Dataset items:
###

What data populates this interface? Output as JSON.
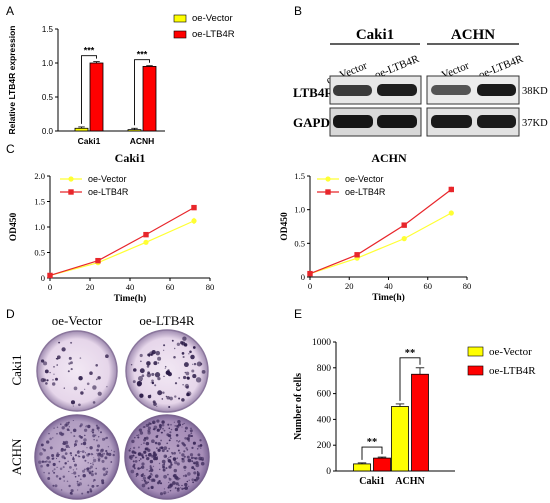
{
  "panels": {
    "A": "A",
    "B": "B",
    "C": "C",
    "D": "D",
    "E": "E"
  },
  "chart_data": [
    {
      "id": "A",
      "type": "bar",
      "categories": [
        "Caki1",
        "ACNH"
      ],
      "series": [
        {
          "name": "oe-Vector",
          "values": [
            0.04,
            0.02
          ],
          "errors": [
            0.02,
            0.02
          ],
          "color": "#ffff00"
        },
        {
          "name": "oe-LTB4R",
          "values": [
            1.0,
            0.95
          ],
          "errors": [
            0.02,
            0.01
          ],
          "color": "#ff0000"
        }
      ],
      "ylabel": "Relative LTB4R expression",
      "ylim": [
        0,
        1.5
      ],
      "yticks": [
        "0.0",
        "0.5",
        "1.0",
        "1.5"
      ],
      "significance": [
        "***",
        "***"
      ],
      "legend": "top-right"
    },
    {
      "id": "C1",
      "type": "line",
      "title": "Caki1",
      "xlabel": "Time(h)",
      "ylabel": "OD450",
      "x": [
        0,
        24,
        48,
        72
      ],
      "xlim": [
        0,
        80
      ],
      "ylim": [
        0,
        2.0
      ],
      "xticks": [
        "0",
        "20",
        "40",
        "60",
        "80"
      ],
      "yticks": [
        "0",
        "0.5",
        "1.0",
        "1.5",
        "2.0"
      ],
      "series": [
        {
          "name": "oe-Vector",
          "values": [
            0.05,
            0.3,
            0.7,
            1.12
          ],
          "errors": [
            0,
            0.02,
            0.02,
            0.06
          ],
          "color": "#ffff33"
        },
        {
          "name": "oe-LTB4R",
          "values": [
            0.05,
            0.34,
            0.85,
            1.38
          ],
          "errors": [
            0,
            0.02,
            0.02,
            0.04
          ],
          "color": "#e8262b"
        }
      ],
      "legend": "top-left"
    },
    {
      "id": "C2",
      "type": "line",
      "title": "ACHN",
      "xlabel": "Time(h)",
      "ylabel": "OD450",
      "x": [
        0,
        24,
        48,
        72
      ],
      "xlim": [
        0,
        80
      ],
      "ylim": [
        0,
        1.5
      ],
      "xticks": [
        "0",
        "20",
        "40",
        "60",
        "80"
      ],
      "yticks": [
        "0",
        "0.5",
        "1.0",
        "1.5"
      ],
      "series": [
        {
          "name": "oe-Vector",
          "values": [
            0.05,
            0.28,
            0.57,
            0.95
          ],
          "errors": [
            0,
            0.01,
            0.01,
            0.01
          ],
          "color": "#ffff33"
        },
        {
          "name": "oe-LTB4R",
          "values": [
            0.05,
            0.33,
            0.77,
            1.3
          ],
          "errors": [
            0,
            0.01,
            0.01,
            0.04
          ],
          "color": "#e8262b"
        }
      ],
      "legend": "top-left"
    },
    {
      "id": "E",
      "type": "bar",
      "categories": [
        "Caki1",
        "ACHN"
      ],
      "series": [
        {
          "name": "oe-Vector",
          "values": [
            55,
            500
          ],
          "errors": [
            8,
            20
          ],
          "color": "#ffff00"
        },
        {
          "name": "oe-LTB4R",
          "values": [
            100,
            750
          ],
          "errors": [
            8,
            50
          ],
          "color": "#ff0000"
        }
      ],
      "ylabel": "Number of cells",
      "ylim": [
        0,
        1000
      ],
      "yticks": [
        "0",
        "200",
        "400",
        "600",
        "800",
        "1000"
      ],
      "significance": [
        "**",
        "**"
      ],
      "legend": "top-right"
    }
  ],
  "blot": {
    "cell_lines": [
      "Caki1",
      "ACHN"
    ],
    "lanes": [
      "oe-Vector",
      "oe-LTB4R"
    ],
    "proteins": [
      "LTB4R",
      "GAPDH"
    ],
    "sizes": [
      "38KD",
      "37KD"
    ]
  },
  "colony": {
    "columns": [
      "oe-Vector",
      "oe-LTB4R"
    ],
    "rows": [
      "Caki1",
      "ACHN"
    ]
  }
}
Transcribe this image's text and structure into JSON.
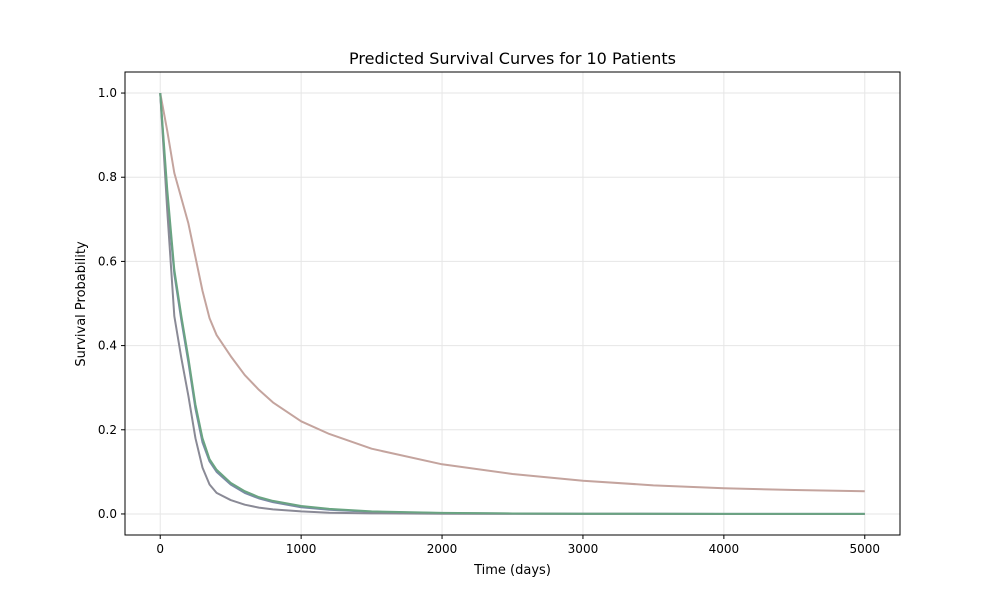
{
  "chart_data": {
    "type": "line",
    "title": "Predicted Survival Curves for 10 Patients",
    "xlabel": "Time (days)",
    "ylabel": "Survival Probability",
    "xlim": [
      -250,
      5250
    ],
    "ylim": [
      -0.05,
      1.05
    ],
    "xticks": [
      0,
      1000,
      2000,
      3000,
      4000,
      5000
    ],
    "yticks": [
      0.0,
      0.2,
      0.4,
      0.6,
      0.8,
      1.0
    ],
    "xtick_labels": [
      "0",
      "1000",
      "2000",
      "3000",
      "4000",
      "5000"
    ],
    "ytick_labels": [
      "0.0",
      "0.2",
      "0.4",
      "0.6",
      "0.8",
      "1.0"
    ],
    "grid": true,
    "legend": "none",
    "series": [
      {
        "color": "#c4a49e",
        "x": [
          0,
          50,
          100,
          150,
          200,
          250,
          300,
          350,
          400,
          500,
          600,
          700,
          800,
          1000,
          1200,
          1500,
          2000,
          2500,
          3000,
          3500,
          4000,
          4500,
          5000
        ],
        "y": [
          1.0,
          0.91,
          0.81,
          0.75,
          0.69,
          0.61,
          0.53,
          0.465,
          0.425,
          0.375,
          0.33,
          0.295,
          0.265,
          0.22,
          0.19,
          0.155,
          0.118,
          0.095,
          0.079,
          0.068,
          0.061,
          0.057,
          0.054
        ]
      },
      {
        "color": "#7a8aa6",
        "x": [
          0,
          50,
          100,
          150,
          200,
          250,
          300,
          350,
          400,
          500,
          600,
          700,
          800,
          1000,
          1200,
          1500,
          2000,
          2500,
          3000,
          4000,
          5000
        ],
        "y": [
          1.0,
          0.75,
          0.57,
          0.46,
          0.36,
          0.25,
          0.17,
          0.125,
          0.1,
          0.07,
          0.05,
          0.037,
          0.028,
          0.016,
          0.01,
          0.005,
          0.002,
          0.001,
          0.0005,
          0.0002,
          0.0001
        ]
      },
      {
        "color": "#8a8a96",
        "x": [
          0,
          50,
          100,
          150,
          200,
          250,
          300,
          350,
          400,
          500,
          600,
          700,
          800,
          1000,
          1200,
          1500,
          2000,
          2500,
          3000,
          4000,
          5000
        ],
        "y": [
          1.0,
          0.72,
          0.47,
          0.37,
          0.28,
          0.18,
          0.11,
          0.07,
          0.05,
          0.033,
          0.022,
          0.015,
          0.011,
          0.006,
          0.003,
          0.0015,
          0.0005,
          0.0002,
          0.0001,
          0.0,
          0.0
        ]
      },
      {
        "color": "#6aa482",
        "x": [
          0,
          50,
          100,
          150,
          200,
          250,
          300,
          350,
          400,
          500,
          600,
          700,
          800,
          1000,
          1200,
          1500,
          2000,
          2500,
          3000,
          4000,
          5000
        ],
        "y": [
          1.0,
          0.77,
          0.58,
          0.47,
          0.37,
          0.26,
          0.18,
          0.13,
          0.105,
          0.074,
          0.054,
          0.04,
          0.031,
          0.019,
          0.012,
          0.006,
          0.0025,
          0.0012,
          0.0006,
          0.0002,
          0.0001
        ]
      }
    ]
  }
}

###

Give back the full data exactly as it reads, but drop the pictures.

What data populates this interface? Output as JSON.
{
  "panels": {
    "A": "A",
    "B": "B",
    "C": "C",
    "D": "D",
    "E": "E"
  },
  "chart_data": [
    {
      "id": "A",
      "type": "bar",
      "categories": [
        "Caki1",
        "ACNH"
      ],
      "series": [
        {
          "name": "oe-Vector",
          "values": [
            0.04,
            0.02
          ],
          "errors": [
            0.02,
            0.02
          ],
          "color": "#ffff00"
        },
        {
          "name": "oe-LTB4R",
          "values": [
            1.0,
            0.95
          ],
          "errors": [
            0.02,
            0.01
          ],
          "color": "#ff0000"
        }
      ],
      "ylabel": "Relative LTB4R expression",
      "ylim": [
        0,
        1.5
      ],
      "yticks": [
        "0.0",
        "0.5",
        "1.0",
        "1.5"
      ],
      "significance": [
        "***",
        "***"
      ],
      "legend": "top-right"
    },
    {
      "id": "C1",
      "type": "line",
      "title": "Caki1",
      "xlabel": "Time(h)",
      "ylabel": "OD450",
      "x": [
        0,
        24,
        48,
        72
      ],
      "xlim": [
        0,
        80
      ],
      "ylim": [
        0,
        2.0
      ],
      "xticks": [
        "0",
        "20",
        "40",
        "60",
        "80"
      ],
      "yticks": [
        "0",
        "0.5",
        "1.0",
        "1.5",
        "2.0"
      ],
      "series": [
        {
          "name": "oe-Vector",
          "values": [
            0.05,
            0.3,
            0.7,
            1.12
          ],
          "errors": [
            0,
            0.02,
            0.02,
            0.06
          ],
          "color": "#ffff33"
        },
        {
          "name": "oe-LTB4R",
          "values": [
            0.05,
            0.34,
            0.85,
            1.38
          ],
          "errors": [
            0,
            0.02,
            0.02,
            0.04
          ],
          "color": "#e8262b"
        }
      ],
      "legend": "top-left"
    },
    {
      "id": "C2",
      "type": "line",
      "title": "ACHN",
      "xlabel": "Time(h)",
      "ylabel": "OD450",
      "x": [
        0,
        24,
        48,
        72
      ],
      "xlim": [
        0,
        80
      ],
      "ylim": [
        0,
        1.5
      ],
      "xticks": [
        "0",
        "20",
        "40",
        "60",
        "80"
      ],
      "yticks": [
        "0",
        "0.5",
        "1.0",
        "1.5"
      ],
      "series": [
        {
          "name": "oe-Vector",
          "values": [
            0.05,
            0.28,
            0.57,
            0.95
          ],
          "errors": [
            0,
            0.01,
            0.01,
            0.01
          ],
          "color": "#ffff33"
        },
        {
          "name": "oe-LTB4R",
          "values": [
            0.05,
            0.33,
            0.77,
            1.3
          ],
          "errors": [
            0,
            0.01,
            0.01,
            0.04
          ],
          "color": "#e8262b"
        }
      ],
      "legend": "top-left"
    },
    {
      "id": "E",
      "type": "bar",
      "categories": [
        "Caki1",
        "ACHN"
      ],
      "series": [
        {
          "name": "oe-Vector",
          "values": [
            55,
            500
          ],
          "errors": [
            8,
            20
          ],
          "color": "#ffff00"
        },
        {
          "name": "oe-LTB4R",
          "values": [
            100,
            750
          ],
          "errors": [
            8,
            50
          ],
          "color": "#ff0000"
        }
      ],
      "ylabel": "Number of cells",
      "ylim": [
        0,
        1000
      ],
      "yticks": [
        "0",
        "200",
        "400",
        "600",
        "800",
        "1000"
      ],
      "significance": [
        "**",
        "**"
      ],
      "legend": "top-right"
    }
  ],
  "blot": {
    "cell_lines": [
      "Caki1",
      "ACHN"
    ],
    "lanes": [
      "oe-Vector",
      "oe-LTB4R"
    ],
    "proteins": [
      "LTB4R",
      "GAPDH"
    ],
    "sizes": [
      "38KD",
      "37KD"
    ]
  },
  "colony": {
    "columns": [
      "oe-Vector",
      "oe-LTB4R"
    ],
    "rows": [
      "Caki1",
      "ACHN"
    ]
  }
}
Transcribe this image's text and structure into JSON.
{
  "chart_data": {
    "type": "line",
    "title": "Predicted Survival Curves for 10 Patients",
    "xlabel": "Time (days)",
    "ylabel": "Survival Probability",
    "xlim": [
      -250,
      5250
    ],
    "ylim": [
      -0.05,
      1.05
    ],
    "xticks": [
      0,
      1000,
      2000,
      3000,
      4000,
      5000
    ],
    "yticks": [
      0.0,
      0.2,
      0.4,
      0.6,
      0.8,
      1.0
    ],
    "xtick_labels": [
      "0",
      "1000",
      "2000",
      "3000",
      "4000",
      "5000"
    ],
    "ytick_labels": [
      "0.0",
      "0.2",
      "0.4",
      "0.6",
      "0.8",
      "1.0"
    ],
    "grid": true,
    "legend": "none",
    "series": [
      {
        "color": "#c4a49e",
        "x": [
          0,
          50,
          100,
          150,
          200,
          250,
          300,
          350,
          400,
          500,
          600,
          700,
          800,
          1000,
          1200,
          1500,
          2000,
          2500,
          3000,
          3500,
          4000,
          4500,
          5000
        ],
        "y": [
          1.0,
          0.91,
          0.81,
          0.75,
          0.69,
          0.61,
          0.53,
          0.465,
          0.425,
          0.375,
          0.33,
          0.295,
          0.265,
          0.22,
          0.19,
          0.155,
          0.118,
          0.095,
          0.079,
          0.068,
          0.061,
          0.057,
          0.054
        ]
      },
      {
        "color": "#7a8aa6",
        "x": [
          0,
          50,
          100,
          150,
          200,
          250,
          300,
          350,
          400,
          500,
          600,
          700,
          800,
          1000,
          1200,
          1500,
          2000,
          2500,
          3000,
          4000,
          5000
        ],
        "y": [
          1.0,
          0.75,
          0.57,
          0.46,
          0.36,
          0.25,
          0.17,
          0.125,
          0.1,
          0.07,
          0.05,
          0.037,
          0.028,
          0.016,
          0.01,
          0.005,
          0.002,
          0.001,
          0.0005,
          0.0002,
          0.0001
        ]
      },
      {
        "color": "#8a8a96",
        "x": [
          0,
          50,
          100,
          150,
          200,
          250,
          300,
          350,
          400,
          500,
          600,
          700,
          800,
          1000,
          1200,
          1500,
          2000,
          2500,
          3000,
          4000,
          5000
        ],
        "y": [
          1.0,
          0.72,
          0.47,
          0.37,
          0.28,
          0.18,
          0.11,
          0.07,
          0.05,
          0.033,
          0.022,
          0.015,
          0.011,
          0.006,
          0.003,
          0.0015,
          0.0005,
          0.0002,
          0.0001,
          0.0,
          0.0
        ]
      },
      {
        "color": "#6aa482",
        "x": [
          0,
          50,
          100,
          150,
          200,
          250,
          300,
          350,
          400,
          500,
          600,
          700,
          800,
          1000,
          1200,
          1500,
          2000,
          2500,
          3000,
          4000,
          5000
        ],
        "y": [
          1.0,
          0.77,
          0.58,
          0.47,
          0.37,
          0.26,
          0.18,
          0.13,
          0.105,
          0.074,
          0.054,
          0.04,
          0.031,
          0.019,
          0.012,
          0.006,
          0.0025,
          0.0012,
          0.0006,
          0.0002,
          0.0001
        ]
      }
    ]
  }
}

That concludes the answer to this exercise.